> _Dataset entries on figures_:
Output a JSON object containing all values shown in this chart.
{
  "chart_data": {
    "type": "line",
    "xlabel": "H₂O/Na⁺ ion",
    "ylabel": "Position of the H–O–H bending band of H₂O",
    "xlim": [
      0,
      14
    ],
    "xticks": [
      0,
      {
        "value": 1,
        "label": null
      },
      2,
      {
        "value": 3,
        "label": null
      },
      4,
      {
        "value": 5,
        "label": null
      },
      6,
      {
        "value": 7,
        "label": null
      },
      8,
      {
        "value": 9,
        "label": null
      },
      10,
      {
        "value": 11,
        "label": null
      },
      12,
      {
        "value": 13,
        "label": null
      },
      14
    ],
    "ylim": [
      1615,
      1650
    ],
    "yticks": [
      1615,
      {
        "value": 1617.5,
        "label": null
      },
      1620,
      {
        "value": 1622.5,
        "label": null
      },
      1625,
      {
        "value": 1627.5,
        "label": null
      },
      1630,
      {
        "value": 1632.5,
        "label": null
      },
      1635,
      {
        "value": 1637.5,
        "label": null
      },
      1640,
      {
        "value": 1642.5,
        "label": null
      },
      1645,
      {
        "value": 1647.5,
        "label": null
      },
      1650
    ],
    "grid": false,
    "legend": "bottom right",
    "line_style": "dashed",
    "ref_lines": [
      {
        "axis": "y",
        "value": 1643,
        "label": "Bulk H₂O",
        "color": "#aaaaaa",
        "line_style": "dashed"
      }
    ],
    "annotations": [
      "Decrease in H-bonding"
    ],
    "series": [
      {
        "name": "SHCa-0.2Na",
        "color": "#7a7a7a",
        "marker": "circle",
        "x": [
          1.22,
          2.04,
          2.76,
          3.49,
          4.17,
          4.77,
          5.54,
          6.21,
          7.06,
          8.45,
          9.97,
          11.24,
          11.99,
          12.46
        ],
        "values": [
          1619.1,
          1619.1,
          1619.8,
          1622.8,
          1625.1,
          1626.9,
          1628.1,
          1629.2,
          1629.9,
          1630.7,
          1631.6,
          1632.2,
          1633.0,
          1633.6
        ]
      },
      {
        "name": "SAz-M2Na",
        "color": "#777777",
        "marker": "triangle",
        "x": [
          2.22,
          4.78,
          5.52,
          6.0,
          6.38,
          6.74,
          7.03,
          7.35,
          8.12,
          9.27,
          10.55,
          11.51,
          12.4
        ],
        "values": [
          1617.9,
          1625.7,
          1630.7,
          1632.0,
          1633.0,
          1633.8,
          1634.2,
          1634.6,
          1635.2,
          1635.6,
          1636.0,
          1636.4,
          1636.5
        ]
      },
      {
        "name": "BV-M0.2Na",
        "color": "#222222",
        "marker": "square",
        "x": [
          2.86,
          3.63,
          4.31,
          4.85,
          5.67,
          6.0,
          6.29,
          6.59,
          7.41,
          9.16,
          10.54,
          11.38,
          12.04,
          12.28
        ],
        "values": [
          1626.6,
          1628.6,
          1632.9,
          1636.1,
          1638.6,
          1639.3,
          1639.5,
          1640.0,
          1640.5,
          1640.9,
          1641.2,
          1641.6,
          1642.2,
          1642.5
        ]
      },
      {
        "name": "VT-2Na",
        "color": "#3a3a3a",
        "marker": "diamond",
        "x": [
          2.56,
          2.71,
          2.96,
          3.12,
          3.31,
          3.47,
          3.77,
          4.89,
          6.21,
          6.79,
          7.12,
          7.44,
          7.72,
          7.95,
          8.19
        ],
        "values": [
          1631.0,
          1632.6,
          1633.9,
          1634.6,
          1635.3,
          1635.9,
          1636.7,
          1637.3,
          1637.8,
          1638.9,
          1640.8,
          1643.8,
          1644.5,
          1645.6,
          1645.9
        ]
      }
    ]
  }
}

> _STATED GOAL_:
Pick out each line in the material containing "marker".

> _ANSWER_:
        "marker": "circle",
        "marker": "triangle",
        "marker": "square",
        "marker": "diamond",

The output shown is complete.